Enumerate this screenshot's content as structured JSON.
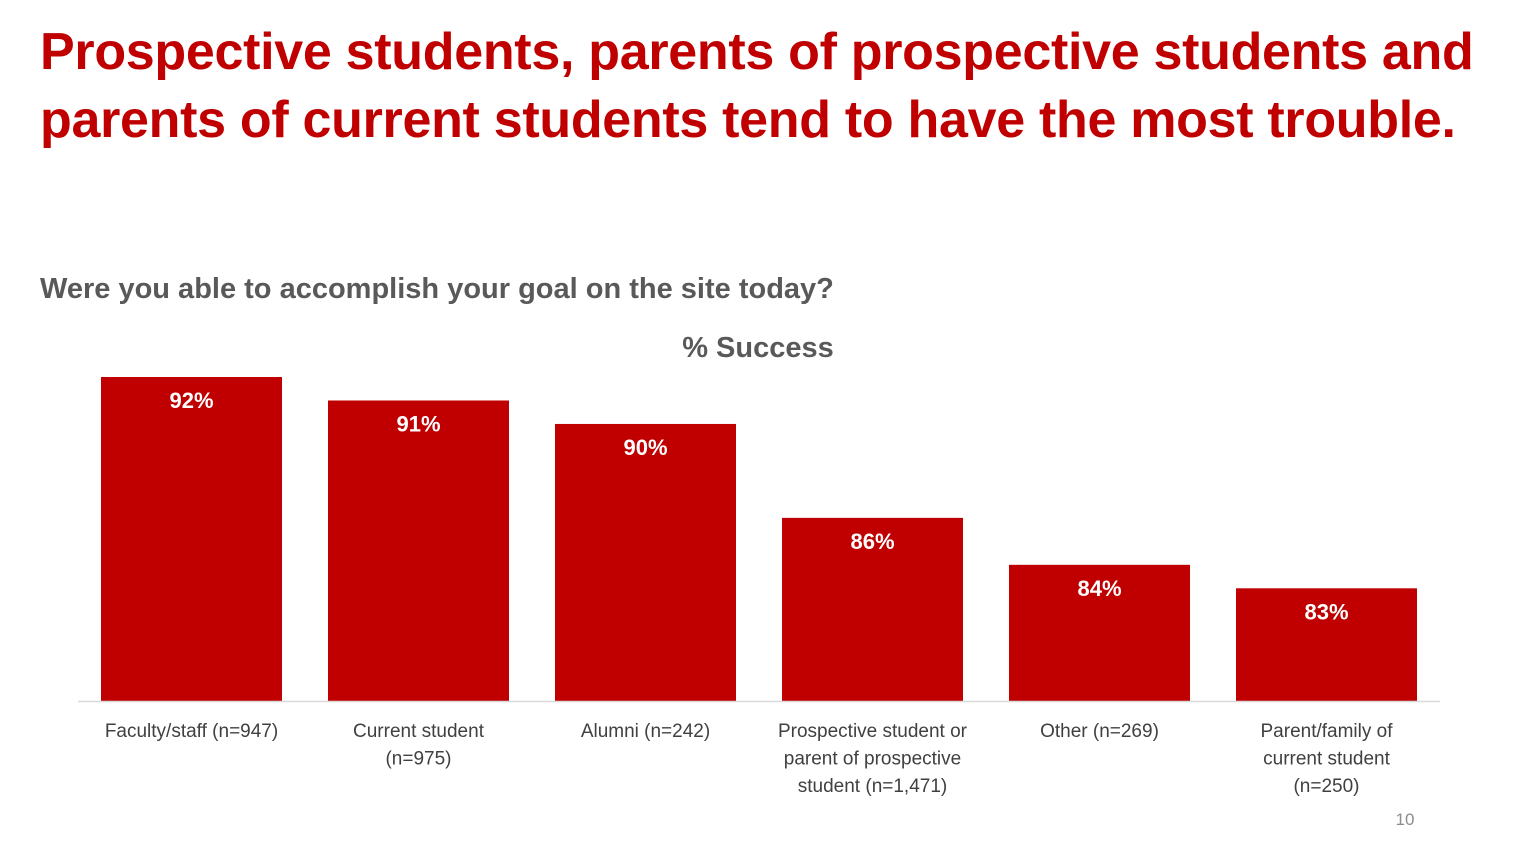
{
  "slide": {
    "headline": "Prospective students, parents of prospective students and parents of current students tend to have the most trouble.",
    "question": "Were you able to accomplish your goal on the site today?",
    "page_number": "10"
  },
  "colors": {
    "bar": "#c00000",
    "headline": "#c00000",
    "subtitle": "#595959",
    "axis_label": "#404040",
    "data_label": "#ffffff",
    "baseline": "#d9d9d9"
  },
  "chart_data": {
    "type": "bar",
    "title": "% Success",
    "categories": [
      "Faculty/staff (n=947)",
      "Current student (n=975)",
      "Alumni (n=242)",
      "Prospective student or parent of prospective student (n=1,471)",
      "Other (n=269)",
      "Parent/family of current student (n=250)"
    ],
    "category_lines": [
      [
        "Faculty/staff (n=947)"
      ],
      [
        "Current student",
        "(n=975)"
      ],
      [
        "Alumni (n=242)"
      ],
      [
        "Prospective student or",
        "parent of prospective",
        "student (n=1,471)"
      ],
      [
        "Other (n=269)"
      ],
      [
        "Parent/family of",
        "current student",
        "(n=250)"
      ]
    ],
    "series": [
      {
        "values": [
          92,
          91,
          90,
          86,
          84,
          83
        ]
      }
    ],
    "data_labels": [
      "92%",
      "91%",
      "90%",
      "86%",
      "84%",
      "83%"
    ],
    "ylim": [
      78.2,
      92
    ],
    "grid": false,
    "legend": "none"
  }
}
══════════════════════════════
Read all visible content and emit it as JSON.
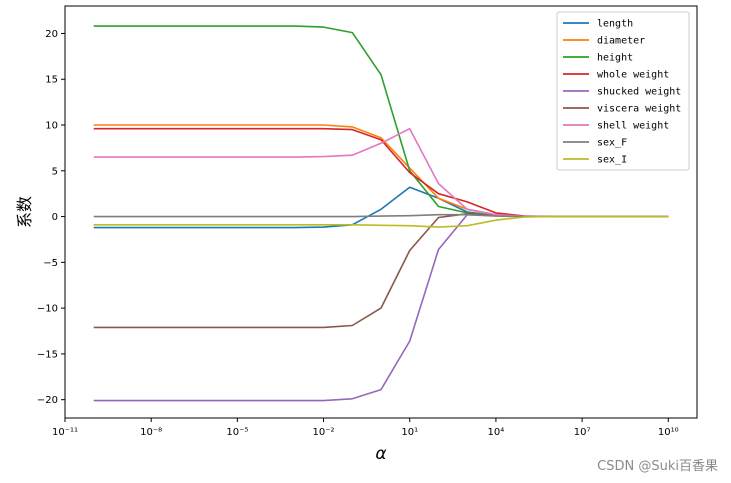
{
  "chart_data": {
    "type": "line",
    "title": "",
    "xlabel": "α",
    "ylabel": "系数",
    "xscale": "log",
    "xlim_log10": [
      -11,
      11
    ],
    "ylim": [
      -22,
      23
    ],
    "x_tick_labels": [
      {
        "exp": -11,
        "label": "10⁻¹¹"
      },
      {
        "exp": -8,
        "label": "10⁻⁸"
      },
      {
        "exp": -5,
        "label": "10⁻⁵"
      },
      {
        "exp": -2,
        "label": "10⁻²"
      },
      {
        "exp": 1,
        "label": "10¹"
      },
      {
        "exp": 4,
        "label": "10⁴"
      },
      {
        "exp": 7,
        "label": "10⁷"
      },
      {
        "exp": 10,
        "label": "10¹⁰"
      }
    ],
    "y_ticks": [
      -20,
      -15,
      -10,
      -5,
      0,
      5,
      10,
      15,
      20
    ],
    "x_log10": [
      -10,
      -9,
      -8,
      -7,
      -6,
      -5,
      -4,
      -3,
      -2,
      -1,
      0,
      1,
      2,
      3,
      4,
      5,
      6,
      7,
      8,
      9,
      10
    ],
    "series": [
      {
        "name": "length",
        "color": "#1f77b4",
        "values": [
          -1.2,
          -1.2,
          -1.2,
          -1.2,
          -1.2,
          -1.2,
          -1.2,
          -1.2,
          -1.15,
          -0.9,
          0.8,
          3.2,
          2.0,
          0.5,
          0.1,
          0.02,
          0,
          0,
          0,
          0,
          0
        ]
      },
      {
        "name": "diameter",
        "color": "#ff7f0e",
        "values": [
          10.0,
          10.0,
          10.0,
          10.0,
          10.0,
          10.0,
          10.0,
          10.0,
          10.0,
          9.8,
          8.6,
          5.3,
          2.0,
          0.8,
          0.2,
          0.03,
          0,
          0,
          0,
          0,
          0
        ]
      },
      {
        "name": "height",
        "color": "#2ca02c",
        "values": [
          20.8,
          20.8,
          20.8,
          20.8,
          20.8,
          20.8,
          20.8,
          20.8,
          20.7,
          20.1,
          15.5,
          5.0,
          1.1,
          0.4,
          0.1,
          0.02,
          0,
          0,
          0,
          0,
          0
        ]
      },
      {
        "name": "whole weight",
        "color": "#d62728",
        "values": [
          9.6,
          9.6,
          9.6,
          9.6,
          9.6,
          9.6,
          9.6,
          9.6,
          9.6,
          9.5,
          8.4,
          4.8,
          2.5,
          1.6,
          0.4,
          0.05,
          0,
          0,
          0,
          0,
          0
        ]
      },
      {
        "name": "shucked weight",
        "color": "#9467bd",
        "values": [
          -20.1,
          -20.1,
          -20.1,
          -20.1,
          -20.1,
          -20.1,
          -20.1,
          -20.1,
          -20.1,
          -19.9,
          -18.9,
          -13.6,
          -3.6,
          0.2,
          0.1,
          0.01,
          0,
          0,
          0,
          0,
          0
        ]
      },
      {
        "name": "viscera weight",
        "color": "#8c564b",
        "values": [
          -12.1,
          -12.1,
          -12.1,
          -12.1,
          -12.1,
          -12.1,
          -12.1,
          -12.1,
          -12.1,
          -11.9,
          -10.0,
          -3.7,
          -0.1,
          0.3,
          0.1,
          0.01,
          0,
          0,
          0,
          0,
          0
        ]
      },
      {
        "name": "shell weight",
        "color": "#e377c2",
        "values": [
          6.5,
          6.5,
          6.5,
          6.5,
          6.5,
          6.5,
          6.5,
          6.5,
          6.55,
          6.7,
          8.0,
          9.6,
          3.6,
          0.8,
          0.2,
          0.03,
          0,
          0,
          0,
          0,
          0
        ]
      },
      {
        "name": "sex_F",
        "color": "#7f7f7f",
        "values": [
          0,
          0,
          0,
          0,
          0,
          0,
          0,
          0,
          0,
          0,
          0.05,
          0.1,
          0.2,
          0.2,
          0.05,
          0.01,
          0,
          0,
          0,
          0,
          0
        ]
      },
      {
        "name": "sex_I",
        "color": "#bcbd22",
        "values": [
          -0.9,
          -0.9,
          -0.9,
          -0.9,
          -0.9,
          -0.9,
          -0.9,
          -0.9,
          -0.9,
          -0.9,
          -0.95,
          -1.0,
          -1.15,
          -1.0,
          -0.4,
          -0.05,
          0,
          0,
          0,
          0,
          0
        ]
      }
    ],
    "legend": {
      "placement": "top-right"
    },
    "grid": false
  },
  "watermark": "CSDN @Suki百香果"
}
══════════════════════════════
# [What is asked]
Answer with one number: how many lines in the listing hold "content".

# [Output of the task]
2